Set problem
Only the number is wanted: how many lines in the data contain "through"?

+++ Input rows

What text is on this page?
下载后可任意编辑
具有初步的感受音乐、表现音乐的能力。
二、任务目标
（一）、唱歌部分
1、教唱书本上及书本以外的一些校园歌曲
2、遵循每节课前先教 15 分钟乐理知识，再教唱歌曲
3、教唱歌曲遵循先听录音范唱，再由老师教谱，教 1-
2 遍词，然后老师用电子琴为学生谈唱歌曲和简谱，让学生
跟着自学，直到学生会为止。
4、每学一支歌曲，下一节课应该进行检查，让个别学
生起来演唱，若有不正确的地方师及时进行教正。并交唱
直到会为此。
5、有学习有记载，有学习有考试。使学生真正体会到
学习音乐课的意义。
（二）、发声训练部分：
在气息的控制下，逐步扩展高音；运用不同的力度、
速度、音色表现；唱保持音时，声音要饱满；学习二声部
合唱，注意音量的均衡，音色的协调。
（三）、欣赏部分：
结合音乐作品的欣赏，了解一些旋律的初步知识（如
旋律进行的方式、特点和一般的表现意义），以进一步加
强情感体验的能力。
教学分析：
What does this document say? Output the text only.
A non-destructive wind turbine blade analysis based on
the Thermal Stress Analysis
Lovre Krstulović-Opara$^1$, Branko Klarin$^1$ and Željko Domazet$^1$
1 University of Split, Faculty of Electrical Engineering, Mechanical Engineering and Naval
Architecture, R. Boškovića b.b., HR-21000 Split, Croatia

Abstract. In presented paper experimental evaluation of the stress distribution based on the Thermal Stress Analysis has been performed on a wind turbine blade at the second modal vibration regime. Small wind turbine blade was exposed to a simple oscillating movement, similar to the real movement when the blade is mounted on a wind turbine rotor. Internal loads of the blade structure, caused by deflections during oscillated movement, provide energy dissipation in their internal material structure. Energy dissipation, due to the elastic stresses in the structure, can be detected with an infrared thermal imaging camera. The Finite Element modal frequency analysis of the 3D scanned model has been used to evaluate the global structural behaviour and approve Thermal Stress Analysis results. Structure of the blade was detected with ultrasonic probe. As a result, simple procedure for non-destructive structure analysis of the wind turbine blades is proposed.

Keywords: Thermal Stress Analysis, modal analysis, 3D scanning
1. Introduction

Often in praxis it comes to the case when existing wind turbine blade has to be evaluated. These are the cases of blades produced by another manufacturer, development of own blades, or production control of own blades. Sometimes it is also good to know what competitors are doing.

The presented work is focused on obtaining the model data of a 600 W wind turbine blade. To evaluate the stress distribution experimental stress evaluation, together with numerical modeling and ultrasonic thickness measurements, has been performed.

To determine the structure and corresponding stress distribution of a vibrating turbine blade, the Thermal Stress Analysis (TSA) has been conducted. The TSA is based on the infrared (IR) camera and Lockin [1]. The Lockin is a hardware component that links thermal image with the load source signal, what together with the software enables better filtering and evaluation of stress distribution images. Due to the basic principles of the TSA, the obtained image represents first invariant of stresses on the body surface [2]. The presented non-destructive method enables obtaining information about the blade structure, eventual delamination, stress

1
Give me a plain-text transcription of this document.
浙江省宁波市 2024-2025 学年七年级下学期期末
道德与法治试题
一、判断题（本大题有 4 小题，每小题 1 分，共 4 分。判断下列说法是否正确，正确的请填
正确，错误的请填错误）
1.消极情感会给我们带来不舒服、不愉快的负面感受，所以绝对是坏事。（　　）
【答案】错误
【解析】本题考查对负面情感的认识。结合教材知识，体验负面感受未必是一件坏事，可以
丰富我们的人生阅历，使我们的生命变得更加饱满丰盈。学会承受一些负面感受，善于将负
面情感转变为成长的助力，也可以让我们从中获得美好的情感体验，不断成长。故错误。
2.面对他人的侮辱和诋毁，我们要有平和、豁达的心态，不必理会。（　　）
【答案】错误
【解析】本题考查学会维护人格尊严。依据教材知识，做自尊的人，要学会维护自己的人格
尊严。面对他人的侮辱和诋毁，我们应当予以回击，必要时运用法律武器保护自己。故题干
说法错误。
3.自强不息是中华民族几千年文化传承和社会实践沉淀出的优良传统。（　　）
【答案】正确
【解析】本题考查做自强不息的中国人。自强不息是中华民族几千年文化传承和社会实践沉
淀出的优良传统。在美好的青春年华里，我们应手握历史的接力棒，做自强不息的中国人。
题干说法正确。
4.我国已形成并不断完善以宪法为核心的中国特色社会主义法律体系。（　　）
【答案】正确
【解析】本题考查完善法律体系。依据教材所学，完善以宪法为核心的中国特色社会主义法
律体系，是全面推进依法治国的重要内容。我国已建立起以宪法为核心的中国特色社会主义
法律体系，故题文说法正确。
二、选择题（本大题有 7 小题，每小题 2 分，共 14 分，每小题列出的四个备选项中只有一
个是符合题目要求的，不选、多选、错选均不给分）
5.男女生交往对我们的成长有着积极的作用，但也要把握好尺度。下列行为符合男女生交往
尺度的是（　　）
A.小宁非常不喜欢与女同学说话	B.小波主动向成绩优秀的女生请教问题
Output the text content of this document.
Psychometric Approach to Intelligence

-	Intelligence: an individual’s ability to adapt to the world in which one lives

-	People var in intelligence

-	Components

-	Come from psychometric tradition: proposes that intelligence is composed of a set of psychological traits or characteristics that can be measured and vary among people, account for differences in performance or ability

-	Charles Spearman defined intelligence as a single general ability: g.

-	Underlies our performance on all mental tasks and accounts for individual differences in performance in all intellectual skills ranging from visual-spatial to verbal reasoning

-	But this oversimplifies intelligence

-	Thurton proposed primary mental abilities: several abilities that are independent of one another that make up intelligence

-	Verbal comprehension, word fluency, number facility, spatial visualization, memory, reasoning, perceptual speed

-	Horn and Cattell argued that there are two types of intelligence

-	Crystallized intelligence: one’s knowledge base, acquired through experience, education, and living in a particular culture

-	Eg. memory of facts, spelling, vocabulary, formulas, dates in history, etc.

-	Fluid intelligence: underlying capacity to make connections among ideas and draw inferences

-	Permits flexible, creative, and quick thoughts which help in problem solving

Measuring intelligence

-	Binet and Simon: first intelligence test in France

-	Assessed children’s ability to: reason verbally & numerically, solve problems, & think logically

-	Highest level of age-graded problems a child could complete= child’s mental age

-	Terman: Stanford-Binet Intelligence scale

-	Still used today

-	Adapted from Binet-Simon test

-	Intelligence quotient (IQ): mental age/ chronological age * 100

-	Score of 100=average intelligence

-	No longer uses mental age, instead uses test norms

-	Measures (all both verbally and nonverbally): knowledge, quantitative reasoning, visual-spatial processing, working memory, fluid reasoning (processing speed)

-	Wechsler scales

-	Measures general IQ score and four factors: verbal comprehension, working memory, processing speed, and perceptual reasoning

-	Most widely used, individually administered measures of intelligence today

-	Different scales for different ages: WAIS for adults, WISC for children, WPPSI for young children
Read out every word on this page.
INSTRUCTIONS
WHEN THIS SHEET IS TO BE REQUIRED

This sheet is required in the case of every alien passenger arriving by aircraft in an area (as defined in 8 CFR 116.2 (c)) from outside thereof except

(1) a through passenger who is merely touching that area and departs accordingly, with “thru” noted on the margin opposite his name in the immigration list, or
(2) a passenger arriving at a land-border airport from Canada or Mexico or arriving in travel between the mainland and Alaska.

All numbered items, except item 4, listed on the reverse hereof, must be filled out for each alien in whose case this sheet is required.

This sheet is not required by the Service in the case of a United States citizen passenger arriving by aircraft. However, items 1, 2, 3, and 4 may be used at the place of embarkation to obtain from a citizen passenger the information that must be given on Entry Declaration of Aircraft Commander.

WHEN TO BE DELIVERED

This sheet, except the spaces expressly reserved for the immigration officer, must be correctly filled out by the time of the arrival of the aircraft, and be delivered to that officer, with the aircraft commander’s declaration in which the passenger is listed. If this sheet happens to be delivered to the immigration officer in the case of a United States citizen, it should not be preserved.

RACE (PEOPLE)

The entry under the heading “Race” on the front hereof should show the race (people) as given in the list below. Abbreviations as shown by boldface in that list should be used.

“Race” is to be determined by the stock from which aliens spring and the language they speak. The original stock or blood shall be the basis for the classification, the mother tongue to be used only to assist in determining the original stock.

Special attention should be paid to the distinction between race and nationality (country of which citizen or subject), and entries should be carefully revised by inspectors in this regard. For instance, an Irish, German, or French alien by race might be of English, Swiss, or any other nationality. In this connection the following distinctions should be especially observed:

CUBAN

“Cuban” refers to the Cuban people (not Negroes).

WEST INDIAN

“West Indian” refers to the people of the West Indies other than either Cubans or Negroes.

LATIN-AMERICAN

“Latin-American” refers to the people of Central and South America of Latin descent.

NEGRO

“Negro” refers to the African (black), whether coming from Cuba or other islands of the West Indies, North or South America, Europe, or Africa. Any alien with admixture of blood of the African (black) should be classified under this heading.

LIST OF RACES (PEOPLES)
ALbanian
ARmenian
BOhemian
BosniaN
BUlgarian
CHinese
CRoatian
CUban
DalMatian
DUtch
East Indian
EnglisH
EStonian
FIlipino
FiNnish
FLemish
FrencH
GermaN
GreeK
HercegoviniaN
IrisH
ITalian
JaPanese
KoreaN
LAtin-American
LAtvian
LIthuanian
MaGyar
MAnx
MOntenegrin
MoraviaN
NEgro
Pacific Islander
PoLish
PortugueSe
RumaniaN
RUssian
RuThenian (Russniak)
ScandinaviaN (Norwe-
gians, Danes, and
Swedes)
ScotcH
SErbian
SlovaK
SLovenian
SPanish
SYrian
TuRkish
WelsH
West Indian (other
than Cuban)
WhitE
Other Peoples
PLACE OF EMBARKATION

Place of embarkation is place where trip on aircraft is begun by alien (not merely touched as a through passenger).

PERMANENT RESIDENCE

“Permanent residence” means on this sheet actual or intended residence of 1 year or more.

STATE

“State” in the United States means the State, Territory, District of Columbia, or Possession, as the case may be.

++++++

Result
3